Extracted records =

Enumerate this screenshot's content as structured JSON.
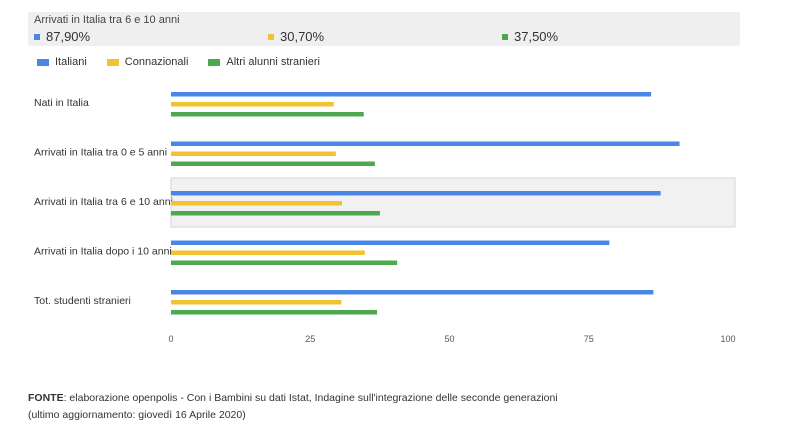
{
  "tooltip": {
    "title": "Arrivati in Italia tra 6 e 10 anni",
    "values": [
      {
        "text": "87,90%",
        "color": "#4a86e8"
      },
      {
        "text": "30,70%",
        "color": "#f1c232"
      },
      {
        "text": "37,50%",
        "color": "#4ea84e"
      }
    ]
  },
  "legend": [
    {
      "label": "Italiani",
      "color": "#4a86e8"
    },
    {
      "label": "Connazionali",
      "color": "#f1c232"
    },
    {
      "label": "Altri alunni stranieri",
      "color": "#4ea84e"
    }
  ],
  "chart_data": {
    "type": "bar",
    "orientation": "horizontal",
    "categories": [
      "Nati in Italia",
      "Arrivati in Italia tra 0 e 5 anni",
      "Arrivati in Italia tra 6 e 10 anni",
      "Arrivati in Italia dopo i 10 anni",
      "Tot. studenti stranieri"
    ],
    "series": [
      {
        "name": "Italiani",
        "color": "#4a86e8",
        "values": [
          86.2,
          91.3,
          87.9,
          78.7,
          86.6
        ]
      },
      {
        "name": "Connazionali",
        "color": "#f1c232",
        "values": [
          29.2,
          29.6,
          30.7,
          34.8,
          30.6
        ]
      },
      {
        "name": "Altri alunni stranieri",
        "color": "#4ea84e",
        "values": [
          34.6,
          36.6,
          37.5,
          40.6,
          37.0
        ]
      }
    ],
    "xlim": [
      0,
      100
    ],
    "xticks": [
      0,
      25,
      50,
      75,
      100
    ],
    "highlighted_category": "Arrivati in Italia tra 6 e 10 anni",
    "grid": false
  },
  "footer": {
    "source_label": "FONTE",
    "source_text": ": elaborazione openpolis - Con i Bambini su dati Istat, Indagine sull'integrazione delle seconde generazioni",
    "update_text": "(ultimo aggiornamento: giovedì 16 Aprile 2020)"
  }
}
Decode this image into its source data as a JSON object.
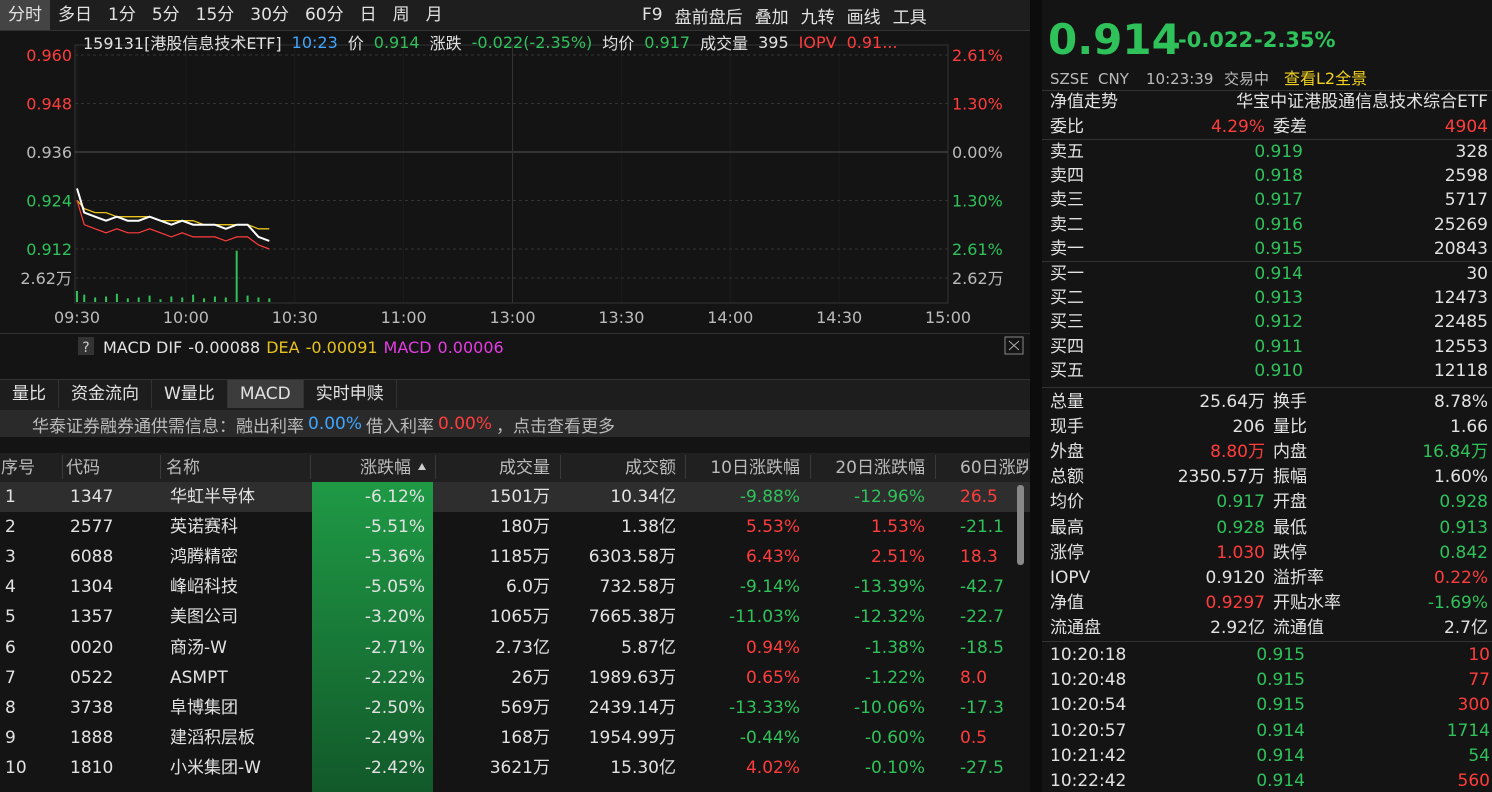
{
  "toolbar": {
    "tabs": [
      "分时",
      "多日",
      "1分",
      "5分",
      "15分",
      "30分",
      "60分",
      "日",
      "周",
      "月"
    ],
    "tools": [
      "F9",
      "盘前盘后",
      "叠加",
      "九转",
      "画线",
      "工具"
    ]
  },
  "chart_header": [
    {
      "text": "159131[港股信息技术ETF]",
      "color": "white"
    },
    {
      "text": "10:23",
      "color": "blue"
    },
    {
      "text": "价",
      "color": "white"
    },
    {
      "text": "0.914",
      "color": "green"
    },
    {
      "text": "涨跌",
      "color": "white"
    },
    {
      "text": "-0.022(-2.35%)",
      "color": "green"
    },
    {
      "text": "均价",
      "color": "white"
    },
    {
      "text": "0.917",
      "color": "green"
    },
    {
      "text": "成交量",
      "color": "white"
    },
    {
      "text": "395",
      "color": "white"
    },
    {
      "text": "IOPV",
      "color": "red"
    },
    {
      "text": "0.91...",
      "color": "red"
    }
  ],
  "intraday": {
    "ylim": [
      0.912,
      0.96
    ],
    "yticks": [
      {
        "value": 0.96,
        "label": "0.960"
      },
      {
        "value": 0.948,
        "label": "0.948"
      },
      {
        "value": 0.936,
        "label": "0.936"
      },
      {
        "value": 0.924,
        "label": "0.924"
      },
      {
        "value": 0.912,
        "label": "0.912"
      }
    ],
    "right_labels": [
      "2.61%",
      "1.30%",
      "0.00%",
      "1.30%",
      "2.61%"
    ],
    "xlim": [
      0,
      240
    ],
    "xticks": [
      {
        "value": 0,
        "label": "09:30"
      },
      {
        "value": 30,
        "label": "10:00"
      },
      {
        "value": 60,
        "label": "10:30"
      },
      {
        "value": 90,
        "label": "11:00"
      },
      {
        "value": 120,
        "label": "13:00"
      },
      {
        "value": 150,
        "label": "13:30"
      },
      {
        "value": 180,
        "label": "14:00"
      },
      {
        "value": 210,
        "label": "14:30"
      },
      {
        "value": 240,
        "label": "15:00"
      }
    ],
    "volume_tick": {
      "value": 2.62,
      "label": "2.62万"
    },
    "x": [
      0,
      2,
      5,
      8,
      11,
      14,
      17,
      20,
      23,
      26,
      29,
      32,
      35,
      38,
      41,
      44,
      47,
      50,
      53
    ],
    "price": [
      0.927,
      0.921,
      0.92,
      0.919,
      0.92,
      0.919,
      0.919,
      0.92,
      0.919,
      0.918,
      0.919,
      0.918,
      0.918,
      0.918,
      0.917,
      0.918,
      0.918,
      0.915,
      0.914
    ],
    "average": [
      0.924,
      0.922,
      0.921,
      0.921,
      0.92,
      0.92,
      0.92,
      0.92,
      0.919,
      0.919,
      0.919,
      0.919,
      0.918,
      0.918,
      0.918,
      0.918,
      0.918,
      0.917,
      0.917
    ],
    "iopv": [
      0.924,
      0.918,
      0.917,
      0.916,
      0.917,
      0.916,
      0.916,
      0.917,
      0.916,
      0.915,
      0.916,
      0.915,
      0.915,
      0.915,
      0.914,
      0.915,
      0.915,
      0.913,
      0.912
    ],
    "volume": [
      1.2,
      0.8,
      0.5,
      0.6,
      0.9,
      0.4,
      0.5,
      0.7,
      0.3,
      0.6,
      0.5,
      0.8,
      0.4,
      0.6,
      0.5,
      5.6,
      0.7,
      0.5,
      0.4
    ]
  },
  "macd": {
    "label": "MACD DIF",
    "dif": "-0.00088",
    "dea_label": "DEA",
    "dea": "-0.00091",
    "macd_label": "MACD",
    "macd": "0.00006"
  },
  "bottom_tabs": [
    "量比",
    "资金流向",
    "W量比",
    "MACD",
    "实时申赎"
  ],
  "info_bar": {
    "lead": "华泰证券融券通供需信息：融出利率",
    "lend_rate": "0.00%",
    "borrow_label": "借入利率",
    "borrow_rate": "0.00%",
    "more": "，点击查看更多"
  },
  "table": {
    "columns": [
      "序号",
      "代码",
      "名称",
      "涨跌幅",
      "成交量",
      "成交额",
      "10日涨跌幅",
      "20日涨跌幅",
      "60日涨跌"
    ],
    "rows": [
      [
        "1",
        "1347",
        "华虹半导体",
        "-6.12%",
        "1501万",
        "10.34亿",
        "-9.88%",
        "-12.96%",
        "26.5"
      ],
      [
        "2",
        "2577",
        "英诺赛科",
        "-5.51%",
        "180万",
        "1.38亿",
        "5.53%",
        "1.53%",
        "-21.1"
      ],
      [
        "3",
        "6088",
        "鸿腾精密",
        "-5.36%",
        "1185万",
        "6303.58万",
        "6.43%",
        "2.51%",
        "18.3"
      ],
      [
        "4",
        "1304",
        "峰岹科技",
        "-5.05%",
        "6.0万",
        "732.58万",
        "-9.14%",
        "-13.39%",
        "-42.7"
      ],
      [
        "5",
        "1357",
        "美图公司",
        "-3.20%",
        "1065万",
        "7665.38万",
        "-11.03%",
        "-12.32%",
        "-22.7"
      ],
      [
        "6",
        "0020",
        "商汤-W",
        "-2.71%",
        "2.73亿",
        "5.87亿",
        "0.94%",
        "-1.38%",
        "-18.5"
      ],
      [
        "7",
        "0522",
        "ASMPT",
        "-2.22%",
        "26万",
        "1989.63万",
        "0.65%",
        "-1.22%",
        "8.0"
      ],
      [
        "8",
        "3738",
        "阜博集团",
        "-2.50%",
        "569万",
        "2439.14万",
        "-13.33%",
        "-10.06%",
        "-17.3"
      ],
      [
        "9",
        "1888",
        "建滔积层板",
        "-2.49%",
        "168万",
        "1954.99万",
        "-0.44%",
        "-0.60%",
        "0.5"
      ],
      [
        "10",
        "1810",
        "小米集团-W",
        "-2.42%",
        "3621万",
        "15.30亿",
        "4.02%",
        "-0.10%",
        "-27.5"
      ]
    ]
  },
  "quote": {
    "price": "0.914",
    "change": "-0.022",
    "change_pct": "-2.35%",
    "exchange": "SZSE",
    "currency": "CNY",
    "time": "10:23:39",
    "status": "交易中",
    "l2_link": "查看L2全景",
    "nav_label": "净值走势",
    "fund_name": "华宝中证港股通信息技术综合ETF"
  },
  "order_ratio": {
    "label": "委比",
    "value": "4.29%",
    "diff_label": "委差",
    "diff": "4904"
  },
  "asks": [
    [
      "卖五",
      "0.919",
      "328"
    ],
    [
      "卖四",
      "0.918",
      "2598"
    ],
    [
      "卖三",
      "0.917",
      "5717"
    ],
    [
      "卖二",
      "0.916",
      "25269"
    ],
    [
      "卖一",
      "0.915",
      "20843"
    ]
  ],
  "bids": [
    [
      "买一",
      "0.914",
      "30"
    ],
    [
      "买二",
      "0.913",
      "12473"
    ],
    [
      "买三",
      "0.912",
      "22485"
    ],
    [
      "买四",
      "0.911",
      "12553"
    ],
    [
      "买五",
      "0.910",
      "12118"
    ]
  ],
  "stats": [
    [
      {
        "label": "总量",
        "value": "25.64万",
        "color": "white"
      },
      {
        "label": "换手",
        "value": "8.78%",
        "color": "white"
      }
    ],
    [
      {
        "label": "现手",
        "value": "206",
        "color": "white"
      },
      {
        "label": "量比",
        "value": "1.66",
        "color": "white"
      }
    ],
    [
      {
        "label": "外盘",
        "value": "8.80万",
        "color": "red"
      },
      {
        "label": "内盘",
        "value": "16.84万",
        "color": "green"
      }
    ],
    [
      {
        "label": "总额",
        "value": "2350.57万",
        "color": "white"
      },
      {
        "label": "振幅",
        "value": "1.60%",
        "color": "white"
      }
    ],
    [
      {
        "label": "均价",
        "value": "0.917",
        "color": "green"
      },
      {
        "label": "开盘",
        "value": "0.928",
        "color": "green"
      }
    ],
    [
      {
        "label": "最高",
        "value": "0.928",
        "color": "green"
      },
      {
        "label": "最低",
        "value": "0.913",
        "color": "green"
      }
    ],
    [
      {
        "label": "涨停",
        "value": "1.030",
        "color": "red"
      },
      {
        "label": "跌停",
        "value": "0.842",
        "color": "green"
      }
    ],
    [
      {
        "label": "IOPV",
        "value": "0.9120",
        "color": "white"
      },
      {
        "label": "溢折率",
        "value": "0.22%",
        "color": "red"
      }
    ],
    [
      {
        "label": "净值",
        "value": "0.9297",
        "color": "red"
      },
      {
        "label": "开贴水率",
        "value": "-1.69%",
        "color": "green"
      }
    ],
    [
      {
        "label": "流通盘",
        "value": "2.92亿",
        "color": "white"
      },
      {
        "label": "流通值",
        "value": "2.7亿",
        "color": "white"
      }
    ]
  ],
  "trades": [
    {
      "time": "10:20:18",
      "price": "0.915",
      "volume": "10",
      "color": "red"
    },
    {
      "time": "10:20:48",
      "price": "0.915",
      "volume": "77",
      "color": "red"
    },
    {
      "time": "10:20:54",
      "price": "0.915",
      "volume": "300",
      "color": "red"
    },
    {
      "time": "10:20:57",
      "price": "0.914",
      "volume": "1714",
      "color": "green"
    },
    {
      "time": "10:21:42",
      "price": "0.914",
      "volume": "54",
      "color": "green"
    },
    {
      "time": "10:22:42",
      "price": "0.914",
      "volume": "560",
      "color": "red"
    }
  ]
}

---

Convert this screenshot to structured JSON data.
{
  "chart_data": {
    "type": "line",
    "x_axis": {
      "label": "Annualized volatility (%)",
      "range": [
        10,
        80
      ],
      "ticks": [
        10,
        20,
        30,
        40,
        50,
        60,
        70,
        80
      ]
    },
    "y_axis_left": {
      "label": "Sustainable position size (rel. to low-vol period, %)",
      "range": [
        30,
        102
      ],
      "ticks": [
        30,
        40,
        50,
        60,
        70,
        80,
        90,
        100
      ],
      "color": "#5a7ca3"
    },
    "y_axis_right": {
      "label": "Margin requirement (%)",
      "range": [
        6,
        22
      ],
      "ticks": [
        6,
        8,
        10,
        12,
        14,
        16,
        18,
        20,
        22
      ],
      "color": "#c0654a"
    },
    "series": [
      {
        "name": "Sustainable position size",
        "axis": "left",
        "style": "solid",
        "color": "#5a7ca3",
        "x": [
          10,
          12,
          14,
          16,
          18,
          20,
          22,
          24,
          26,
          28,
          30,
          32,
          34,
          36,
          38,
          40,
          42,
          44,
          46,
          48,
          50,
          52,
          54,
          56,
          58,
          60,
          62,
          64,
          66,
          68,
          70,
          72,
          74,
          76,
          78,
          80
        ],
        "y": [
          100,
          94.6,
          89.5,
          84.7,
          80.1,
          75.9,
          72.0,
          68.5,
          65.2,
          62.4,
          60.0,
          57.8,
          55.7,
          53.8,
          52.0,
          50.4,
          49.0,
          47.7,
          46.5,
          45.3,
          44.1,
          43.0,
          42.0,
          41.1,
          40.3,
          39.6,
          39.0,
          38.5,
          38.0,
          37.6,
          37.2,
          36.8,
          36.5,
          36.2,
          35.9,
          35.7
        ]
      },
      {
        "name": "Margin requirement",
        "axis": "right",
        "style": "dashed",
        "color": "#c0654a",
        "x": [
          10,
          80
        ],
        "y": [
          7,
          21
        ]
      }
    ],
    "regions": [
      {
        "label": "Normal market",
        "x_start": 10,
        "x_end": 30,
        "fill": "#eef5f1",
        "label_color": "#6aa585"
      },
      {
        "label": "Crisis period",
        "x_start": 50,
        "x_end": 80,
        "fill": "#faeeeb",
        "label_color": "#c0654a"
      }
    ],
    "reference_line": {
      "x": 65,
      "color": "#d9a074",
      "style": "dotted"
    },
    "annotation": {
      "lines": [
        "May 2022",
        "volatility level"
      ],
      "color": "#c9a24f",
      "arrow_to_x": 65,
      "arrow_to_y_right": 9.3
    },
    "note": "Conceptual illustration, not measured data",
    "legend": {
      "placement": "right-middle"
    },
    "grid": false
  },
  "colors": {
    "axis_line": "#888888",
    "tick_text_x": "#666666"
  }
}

Goal =
Which lines of the material contain the string "alunni"? List each of them.

Problem solution =
      "label": "Altri alunni stranieri",
        "name": "Altri alunni stranieri",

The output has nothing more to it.